INPUT DATA.
---------------

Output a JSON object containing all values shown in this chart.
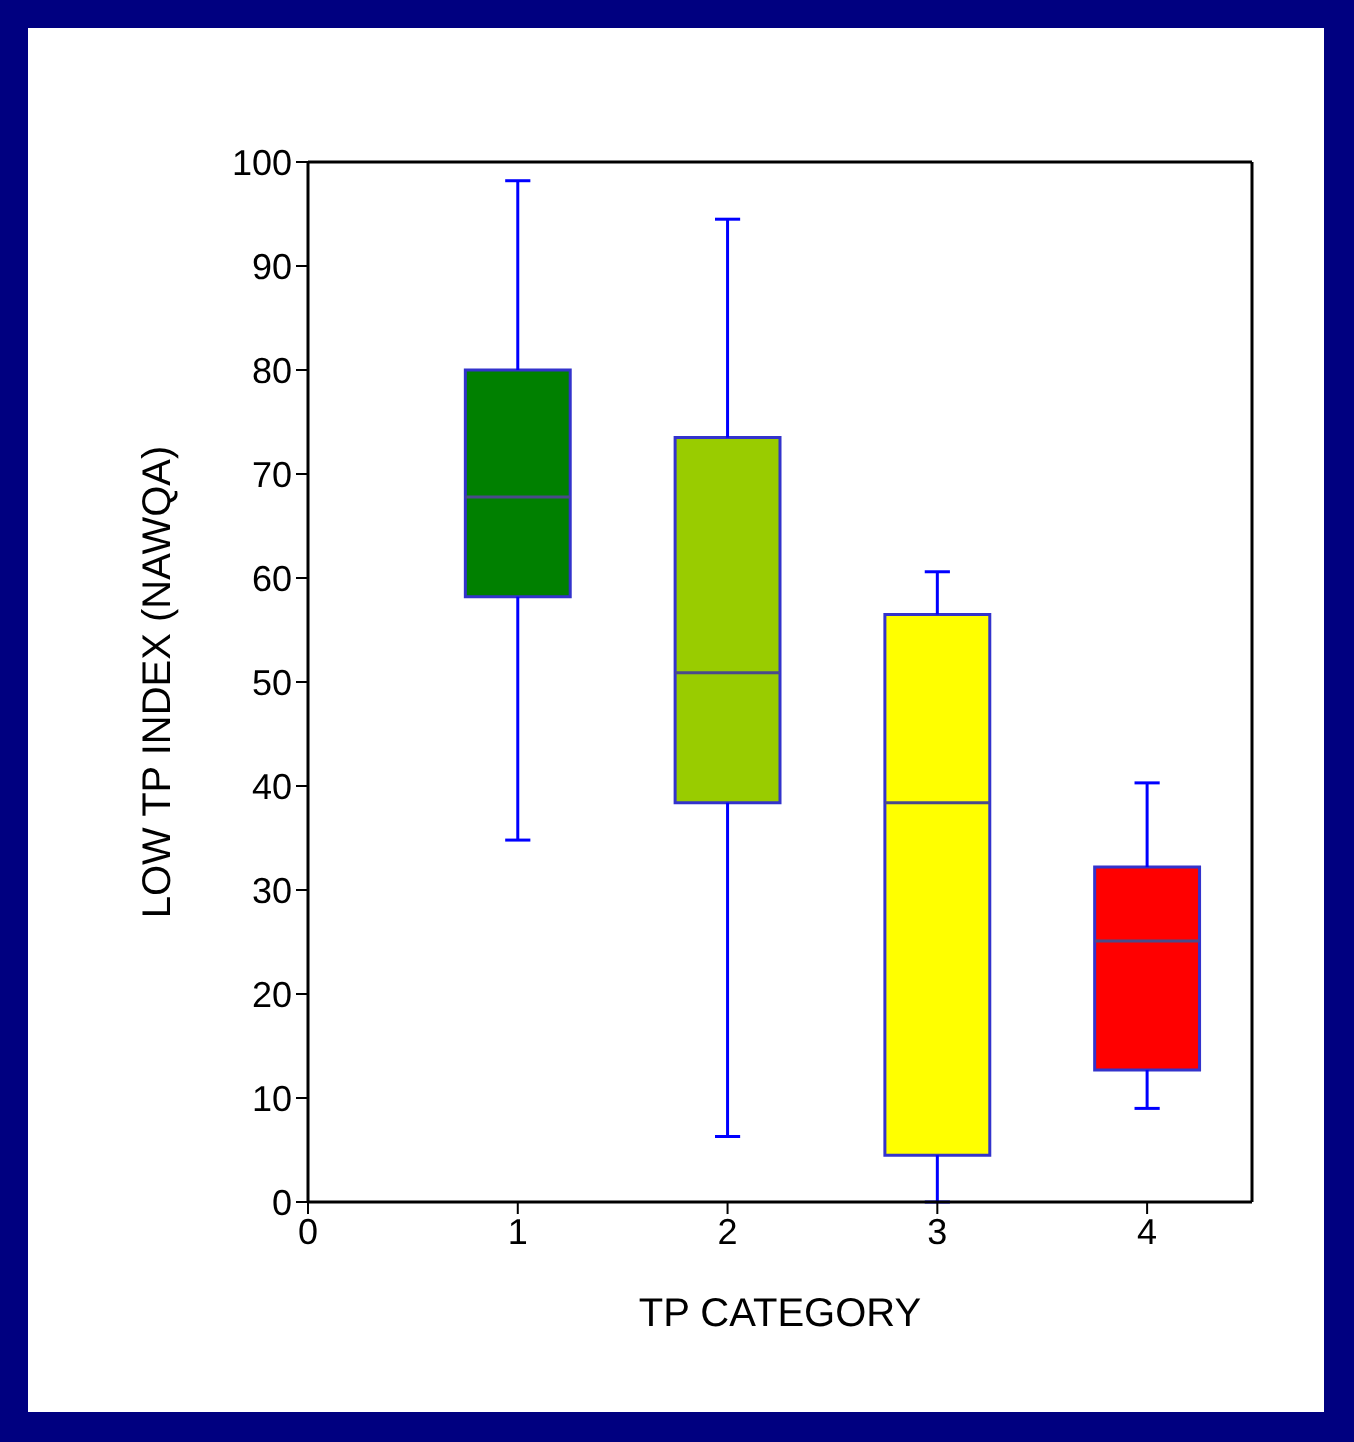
{
  "chart_data": {
    "type": "box",
    "xlabel": "TP CATEGORY",
    "ylabel": "LOW TP INDEX (NAWQA)",
    "x": [
      1,
      2,
      3,
      4
    ],
    "colors": [
      "#008000",
      "#99cc00",
      "#ffff00",
      "#ff0000"
    ],
    "boxes": [
      {
        "low": 34.8,
        "q1": 58.2,
        "median": 67.8,
        "q3": 80,
        "high": 98.2
      },
      {
        "low": 6.3,
        "q1": 38.4,
        "median": 50.9,
        "q3": 73.5,
        "high": 94.5
      },
      {
        "low": 0,
        "q1": 4.5,
        "median": 38.4,
        "q3": 56.5,
        "high": 60.6
      },
      {
        "low": 9,
        "q1": 12.7,
        "median": 25.1,
        "q3": 32.2,
        "high": 40.3
      }
    ],
    "xlim": [
      0,
      4.5
    ],
    "xticks": [
      0,
      1,
      2,
      3,
      4
    ],
    "ylim": [
      0,
      100
    ],
    "yticks": [
      0,
      10,
      20,
      30,
      40,
      50,
      60,
      70,
      80,
      90,
      100
    ]
  }
}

---------------

YOUR OBJECTIVE.
Scan the material above and determine how many lines include the word "median"; report only the number.

ANSWER TO THE PROBLEM.
4